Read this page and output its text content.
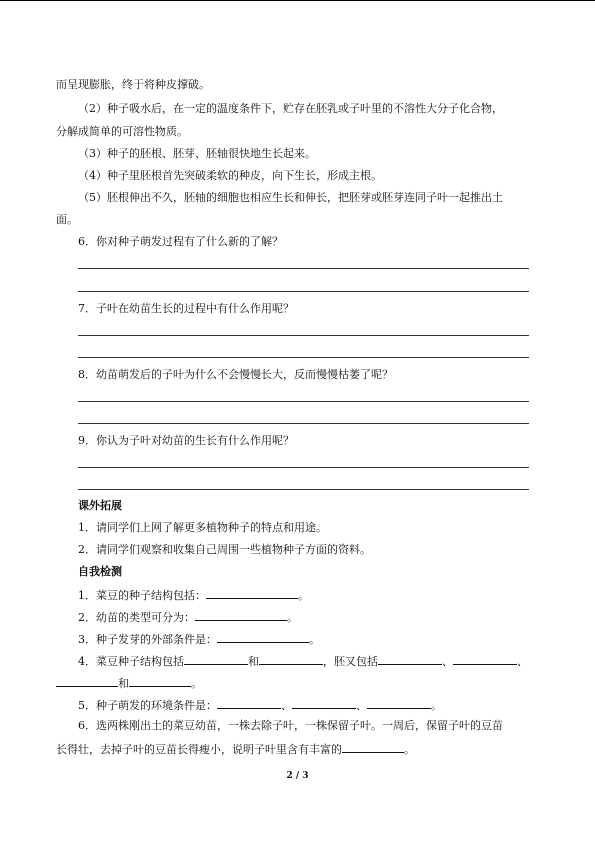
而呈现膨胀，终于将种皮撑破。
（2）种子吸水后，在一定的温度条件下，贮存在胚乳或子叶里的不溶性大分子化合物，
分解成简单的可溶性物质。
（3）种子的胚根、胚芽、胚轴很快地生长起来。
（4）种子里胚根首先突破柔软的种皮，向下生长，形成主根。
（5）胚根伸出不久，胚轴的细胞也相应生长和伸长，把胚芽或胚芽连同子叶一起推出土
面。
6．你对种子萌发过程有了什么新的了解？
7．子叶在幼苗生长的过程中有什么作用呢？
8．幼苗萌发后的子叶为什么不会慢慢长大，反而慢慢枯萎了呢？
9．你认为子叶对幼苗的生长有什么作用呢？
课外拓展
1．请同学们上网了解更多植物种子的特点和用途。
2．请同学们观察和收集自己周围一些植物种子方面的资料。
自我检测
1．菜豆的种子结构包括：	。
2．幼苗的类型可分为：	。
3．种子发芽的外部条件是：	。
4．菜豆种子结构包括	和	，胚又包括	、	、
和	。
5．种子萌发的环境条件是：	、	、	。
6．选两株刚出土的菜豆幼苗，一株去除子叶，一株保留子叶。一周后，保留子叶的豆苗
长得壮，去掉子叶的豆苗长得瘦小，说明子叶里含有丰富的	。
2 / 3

* * *

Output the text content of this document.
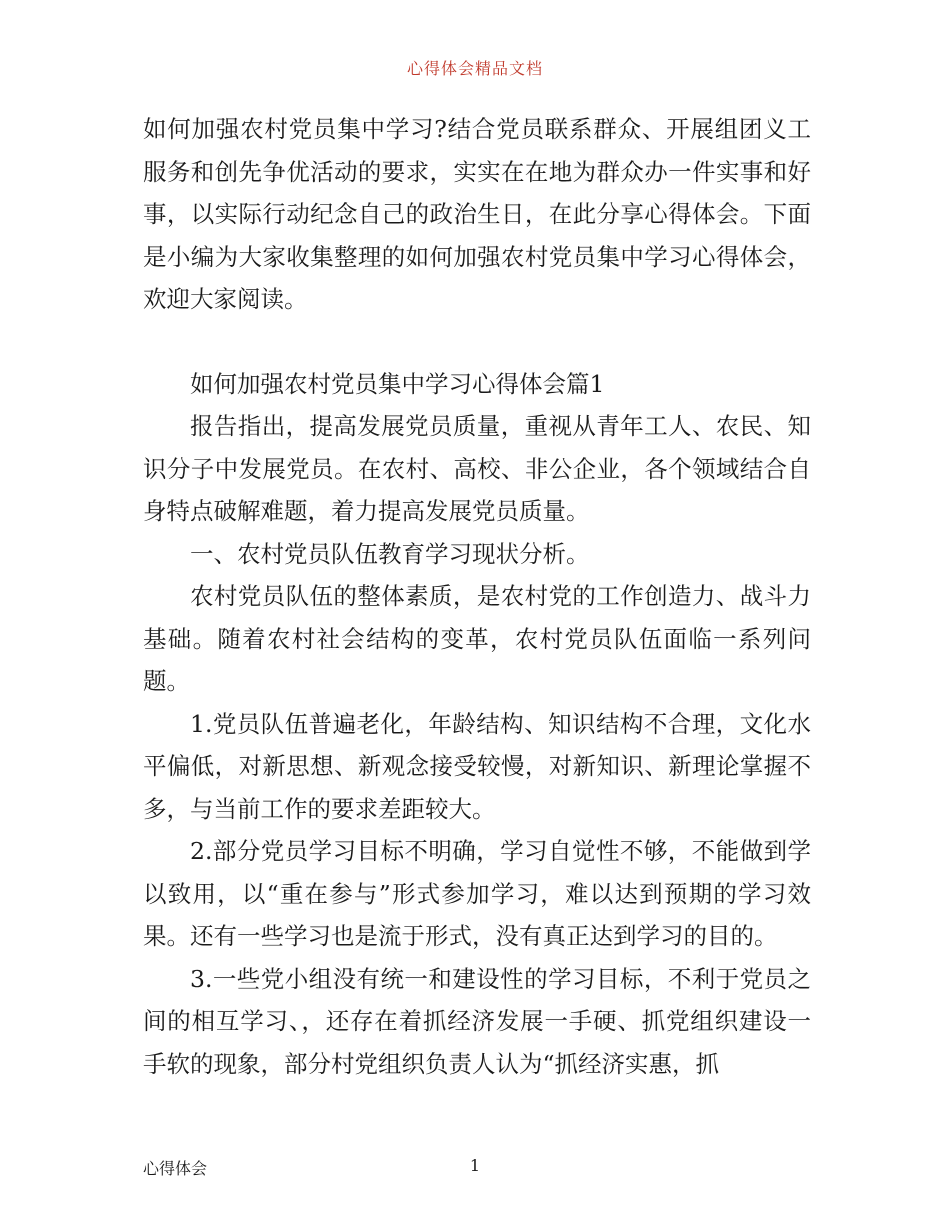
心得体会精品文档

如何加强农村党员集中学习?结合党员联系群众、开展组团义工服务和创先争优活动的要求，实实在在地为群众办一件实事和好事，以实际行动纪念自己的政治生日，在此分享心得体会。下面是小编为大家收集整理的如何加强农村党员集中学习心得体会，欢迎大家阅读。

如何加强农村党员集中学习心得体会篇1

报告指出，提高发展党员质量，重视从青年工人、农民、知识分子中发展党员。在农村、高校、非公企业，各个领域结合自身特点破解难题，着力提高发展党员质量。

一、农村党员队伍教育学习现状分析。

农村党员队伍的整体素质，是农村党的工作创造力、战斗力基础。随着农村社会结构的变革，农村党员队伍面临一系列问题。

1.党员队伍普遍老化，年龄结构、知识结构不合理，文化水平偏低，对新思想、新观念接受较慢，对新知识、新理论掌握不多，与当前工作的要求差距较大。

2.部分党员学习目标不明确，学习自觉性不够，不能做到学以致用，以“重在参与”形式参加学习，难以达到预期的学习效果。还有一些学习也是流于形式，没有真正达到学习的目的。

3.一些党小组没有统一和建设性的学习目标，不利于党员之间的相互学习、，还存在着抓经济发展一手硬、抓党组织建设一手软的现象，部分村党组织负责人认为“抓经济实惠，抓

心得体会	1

◆ **What the task asks**
Write out each line of the data that holds the string "text".

◆ **Exercise output**
Read this page and output its text content.
Output the text content of this document.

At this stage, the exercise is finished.